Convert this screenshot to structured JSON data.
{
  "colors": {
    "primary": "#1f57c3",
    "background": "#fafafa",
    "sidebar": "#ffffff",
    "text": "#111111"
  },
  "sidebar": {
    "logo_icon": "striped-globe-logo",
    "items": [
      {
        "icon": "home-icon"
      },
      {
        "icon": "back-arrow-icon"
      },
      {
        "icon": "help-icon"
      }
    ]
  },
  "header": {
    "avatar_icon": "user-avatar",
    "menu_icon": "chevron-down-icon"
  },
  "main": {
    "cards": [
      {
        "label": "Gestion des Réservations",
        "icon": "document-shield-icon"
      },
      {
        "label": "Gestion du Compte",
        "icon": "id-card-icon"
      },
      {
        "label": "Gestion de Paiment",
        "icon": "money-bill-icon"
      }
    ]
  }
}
________________________
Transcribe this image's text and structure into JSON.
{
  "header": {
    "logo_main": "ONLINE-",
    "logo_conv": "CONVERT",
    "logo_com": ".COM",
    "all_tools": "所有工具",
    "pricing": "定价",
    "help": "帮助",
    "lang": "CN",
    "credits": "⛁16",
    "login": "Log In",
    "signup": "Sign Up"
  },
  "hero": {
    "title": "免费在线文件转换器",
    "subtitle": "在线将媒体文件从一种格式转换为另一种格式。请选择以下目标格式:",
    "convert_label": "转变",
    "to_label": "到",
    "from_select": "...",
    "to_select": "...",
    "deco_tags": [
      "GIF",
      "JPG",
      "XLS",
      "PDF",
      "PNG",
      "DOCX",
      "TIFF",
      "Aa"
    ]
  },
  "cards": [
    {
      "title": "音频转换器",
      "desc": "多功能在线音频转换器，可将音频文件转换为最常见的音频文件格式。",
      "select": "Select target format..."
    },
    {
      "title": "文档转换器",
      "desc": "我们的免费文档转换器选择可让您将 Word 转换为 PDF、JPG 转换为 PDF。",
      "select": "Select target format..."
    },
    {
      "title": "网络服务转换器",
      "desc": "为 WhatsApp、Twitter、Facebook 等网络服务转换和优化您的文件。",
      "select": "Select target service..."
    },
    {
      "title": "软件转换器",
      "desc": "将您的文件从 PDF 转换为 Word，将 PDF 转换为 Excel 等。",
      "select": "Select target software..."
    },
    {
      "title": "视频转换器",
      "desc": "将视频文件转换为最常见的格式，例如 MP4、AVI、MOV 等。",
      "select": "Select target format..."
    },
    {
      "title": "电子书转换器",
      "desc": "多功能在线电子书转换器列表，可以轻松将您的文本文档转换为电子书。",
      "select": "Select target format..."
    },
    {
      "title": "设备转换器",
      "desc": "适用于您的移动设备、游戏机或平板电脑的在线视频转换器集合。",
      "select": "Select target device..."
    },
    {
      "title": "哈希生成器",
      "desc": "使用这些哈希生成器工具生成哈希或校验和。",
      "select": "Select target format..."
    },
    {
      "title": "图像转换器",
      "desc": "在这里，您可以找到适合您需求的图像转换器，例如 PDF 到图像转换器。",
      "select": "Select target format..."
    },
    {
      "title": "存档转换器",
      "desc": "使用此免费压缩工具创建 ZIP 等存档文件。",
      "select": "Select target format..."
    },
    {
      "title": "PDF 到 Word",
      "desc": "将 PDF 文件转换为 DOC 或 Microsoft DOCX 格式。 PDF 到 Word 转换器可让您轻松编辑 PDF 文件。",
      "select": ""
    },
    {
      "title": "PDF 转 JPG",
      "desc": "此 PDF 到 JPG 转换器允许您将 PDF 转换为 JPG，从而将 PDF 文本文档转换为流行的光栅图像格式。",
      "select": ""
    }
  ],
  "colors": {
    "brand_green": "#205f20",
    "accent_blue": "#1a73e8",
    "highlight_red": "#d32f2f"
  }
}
________________________
## Objective
Write out each line of the data that holds the string "this".

## Full answer
Convert this screenshot to structured JSON data.
Transcribe this image's text and structure into JSON.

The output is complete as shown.